##### DATA FOR THE TASK
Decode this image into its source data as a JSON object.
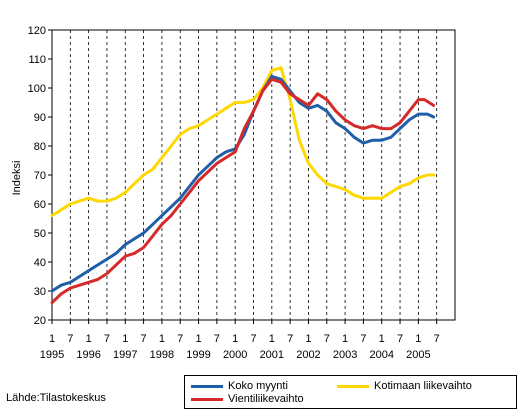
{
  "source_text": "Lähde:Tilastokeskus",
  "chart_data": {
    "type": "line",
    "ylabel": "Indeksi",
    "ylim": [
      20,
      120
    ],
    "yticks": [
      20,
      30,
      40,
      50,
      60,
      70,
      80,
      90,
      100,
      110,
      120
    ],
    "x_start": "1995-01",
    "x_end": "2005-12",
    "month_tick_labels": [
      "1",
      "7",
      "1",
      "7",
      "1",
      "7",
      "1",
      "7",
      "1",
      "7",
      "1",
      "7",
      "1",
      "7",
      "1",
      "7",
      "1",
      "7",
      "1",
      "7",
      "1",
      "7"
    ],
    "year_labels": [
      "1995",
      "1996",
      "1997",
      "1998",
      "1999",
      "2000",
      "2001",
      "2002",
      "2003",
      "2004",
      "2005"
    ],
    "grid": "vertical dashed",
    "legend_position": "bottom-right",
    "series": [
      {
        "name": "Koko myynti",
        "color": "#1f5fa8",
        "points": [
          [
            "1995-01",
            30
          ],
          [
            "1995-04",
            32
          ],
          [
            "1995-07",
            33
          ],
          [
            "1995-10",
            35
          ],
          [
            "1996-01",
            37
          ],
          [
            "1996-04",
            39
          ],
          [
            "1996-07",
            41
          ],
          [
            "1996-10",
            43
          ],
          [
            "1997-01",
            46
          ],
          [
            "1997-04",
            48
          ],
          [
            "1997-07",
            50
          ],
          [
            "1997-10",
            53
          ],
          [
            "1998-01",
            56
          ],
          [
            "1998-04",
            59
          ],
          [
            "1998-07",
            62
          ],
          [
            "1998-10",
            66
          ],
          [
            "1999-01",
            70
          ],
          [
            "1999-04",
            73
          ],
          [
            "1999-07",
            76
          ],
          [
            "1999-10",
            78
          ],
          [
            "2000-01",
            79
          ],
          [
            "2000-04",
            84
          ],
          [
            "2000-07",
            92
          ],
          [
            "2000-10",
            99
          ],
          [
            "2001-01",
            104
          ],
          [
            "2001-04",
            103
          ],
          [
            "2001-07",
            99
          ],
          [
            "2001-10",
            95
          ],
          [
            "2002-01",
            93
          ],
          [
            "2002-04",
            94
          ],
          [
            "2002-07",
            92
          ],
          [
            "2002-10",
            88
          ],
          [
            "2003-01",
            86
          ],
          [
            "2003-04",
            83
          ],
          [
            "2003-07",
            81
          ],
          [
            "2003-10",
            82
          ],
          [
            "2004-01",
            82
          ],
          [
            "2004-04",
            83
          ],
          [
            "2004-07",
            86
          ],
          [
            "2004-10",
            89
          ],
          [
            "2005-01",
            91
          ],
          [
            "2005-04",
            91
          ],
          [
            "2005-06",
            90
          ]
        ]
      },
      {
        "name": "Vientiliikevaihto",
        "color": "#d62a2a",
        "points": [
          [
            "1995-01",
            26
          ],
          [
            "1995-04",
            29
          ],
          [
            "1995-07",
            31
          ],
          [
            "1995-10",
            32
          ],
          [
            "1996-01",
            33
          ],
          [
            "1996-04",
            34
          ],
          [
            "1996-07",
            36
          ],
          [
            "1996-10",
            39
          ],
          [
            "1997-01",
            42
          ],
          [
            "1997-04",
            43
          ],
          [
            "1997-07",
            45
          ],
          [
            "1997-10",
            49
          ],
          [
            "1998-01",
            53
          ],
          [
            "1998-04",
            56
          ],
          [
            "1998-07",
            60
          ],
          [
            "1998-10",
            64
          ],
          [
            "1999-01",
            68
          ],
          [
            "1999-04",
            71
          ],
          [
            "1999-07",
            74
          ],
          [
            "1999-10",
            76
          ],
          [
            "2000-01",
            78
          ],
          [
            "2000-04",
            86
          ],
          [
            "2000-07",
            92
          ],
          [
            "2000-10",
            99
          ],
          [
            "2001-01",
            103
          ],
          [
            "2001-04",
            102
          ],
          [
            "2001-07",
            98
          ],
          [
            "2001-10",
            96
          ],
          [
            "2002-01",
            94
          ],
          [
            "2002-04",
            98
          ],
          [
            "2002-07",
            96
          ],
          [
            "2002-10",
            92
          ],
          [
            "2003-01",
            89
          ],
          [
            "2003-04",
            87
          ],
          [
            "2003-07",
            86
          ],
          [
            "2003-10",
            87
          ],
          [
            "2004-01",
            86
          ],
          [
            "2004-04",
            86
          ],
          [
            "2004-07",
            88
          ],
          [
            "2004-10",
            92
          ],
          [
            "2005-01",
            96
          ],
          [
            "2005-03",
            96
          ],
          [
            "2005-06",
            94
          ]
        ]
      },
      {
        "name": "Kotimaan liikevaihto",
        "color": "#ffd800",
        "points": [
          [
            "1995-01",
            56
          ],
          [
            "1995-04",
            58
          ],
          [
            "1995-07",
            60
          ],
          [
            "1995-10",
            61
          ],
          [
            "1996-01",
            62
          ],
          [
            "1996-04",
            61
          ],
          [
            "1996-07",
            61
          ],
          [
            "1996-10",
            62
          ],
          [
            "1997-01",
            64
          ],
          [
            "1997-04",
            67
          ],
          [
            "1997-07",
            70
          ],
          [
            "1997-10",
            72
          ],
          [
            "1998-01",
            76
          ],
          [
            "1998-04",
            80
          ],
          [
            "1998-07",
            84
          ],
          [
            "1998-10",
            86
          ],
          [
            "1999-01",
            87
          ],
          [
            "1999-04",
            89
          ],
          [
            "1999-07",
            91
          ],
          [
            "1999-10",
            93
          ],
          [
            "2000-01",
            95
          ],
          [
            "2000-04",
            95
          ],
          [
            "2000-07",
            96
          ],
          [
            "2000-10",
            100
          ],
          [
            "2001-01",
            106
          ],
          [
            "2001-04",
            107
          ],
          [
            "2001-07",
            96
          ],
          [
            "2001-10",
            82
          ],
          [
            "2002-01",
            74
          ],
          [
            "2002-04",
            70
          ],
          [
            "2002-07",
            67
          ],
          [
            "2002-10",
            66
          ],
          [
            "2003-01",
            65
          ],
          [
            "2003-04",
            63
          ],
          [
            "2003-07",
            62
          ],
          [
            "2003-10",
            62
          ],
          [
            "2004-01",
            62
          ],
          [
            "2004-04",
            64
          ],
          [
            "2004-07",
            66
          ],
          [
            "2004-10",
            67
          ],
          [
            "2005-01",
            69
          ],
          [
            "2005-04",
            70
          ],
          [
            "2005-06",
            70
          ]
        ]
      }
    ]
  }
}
##########
▸ **WRITTEN TASK**
Write out all the entries again, word for word, and print no images.

▸ **WRITTEN ANSWER**
Decode this image into its source data as a JSON object.
{
  "source_text": "Lähde:Tilastokeskus",
  "chart_data": {
    "type": "line",
    "ylabel": "Indeksi",
    "ylim": [
      20,
      120
    ],
    "yticks": [
      20,
      30,
      40,
      50,
      60,
      70,
      80,
      90,
      100,
      110,
      120
    ],
    "x_start": "1995-01",
    "x_end": "2005-12",
    "month_tick_labels": [
      "1",
      "7",
      "1",
      "7",
      "1",
      "7",
      "1",
      "7",
      "1",
      "7",
      "1",
      "7",
      "1",
      "7",
      "1",
      "7",
      "1",
      "7",
      "1",
      "7",
      "1",
      "7"
    ],
    "year_labels": [
      "1995",
      "1996",
      "1997",
      "1998",
      "1999",
      "2000",
      "2001",
      "2002",
      "2003",
      "2004",
      "2005"
    ],
    "grid": "vertical dashed",
    "legend_position": "bottom-right",
    "series": [
      {
        "name": "Koko myynti",
        "color": "#1f5fa8",
        "points": [
          [
            "1995-01",
            30
          ],
          [
            "1995-04",
            32
          ],
          [
            "1995-07",
            33
          ],
          [
            "1995-10",
            35
          ],
          [
            "1996-01",
            37
          ],
          [
            "1996-04",
            39
          ],
          [
            "1996-07",
            41
          ],
          [
            "1996-10",
            43
          ],
          [
            "1997-01",
            46
          ],
          [
            "1997-04",
            48
          ],
          [
            "1997-07",
            50
          ],
          [
            "1997-10",
            53
          ],
          [
            "1998-01",
            56
          ],
          [
            "1998-04",
            59
          ],
          [
            "1998-07",
            62
          ],
          [
            "1998-10",
            66
          ],
          [
            "1999-01",
            70
          ],
          [
            "1999-04",
            73
          ],
          [
            "1999-07",
            76
          ],
          [
            "1999-10",
            78
          ],
          [
            "2000-01",
            79
          ],
          [
            "2000-04",
            84
          ],
          [
            "2000-07",
            92
          ],
          [
            "2000-10",
            99
          ],
          [
            "2001-01",
            104
          ],
          [
            "2001-04",
            103
          ],
          [
            "2001-07",
            99
          ],
          [
            "2001-10",
            95
          ],
          [
            "2002-01",
            93
          ],
          [
            "2002-04",
            94
          ],
          [
            "2002-07",
            92
          ],
          [
            "2002-10",
            88
          ],
          [
            "2003-01",
            86
          ],
          [
            "2003-04",
            83
          ],
          [
            "2003-07",
            81
          ],
          [
            "2003-10",
            82
          ],
          [
            "2004-01",
            82
          ],
          [
            "2004-04",
            83
          ],
          [
            "2004-07",
            86
          ],
          [
            "2004-10",
            89
          ],
          [
            "2005-01",
            91
          ],
          [
            "2005-04",
            91
          ],
          [
            "2005-06",
            90
          ]
        ]
      },
      {
        "name": "Vientiliikevaihto",
        "color": "#d62a2a",
        "points": [
          [
            "1995-01",
            26
          ],
          [
            "1995-04",
            29
          ],
          [
            "1995-07",
            31
          ],
          [
            "1995-10",
            32
          ],
          [
            "1996-01",
            33
          ],
          [
            "1996-04",
            34
          ],
          [
            "1996-07",
            36
          ],
          [
            "1996-10",
            39
          ],
          [
            "1997-01",
            42
          ],
          [
            "1997-04",
            43
          ],
          [
            "1997-07",
            45
          ],
          [
            "1997-10",
            49
          ],
          [
            "1998-01",
            53
          ],
          [
            "1998-04",
            56
          ],
          [
            "1998-07",
            60
          ],
          [
            "1998-10",
            64
          ],
          [
            "1999-01",
            68
          ],
          [
            "1999-04",
            71
          ],
          [
            "1999-07",
            74
          ],
          [
            "1999-10",
            76
          ],
          [
            "2000-01",
            78
          ],
          [
            "2000-04",
            86
          ],
          [
            "2000-07",
            92
          ],
          [
            "2000-10",
            99
          ],
          [
            "2001-01",
            103
          ],
          [
            "2001-04",
            102
          ],
          [
            "2001-07",
            98
          ],
          [
            "2001-10",
            96
          ],
          [
            "2002-01",
            94
          ],
          [
            "2002-04",
            98
          ],
          [
            "2002-07",
            96
          ],
          [
            "2002-10",
            92
          ],
          [
            "2003-01",
            89
          ],
          [
            "2003-04",
            87
          ],
          [
            "2003-07",
            86
          ],
          [
            "2003-10",
            87
          ],
          [
            "2004-01",
            86
          ],
          [
            "2004-04",
            86
          ],
          [
            "2004-07",
            88
          ],
          [
            "2004-10",
            92
          ],
          [
            "2005-01",
            96
          ],
          [
            "2005-03",
            96
          ],
          [
            "2005-06",
            94
          ]
        ]
      },
      {
        "name": "Kotimaan liikevaihto",
        "color": "#ffd800",
        "points": [
          [
            "1995-01",
            56
          ],
          [
            "1995-04",
            58
          ],
          [
            "1995-07",
            60
          ],
          [
            "1995-10",
            61
          ],
          [
            "1996-01",
            62
          ],
          [
            "1996-04",
            61
          ],
          [
            "1996-07",
            61
          ],
          [
            "1996-10",
            62
          ],
          [
            "1997-01",
            64
          ],
          [
            "1997-04",
            67
          ],
          [
            "1997-07",
            70
          ],
          [
            "1997-10",
            72
          ],
          [
            "1998-01",
            76
          ],
          [
            "1998-04",
            80
          ],
          [
            "1998-07",
            84
          ],
          [
            "1998-10",
            86
          ],
          [
            "1999-01",
            87
          ],
          [
            "1999-04",
            89
          ],
          [
            "1999-07",
            91
          ],
          [
            "1999-10",
            93
          ],
          [
            "2000-01",
            95
          ],
          [
            "2000-04",
            95
          ],
          [
            "2000-07",
            96
          ],
          [
            "2000-10",
            100
          ],
          [
            "2001-01",
            106
          ],
          [
            "2001-04",
            107
          ],
          [
            "2001-07",
            96
          ],
          [
            "2001-10",
            82
          ],
          [
            "2002-01",
            74
          ],
          [
            "2002-04",
            70
          ],
          [
            "2002-07",
            67
          ],
          [
            "2002-10",
            66
          ],
          [
            "2003-01",
            65
          ],
          [
            "2003-04",
            63
          ],
          [
            "2003-07",
            62
          ],
          [
            "2003-10",
            62
          ],
          [
            "2004-01",
            62
          ],
          [
            "2004-04",
            64
          ],
          [
            "2004-07",
            66
          ],
          [
            "2004-10",
            67
          ],
          [
            "2005-01",
            69
          ],
          [
            "2005-04",
            70
          ],
          [
            "2005-06",
            70
          ]
        ]
      }
    ]
  }
}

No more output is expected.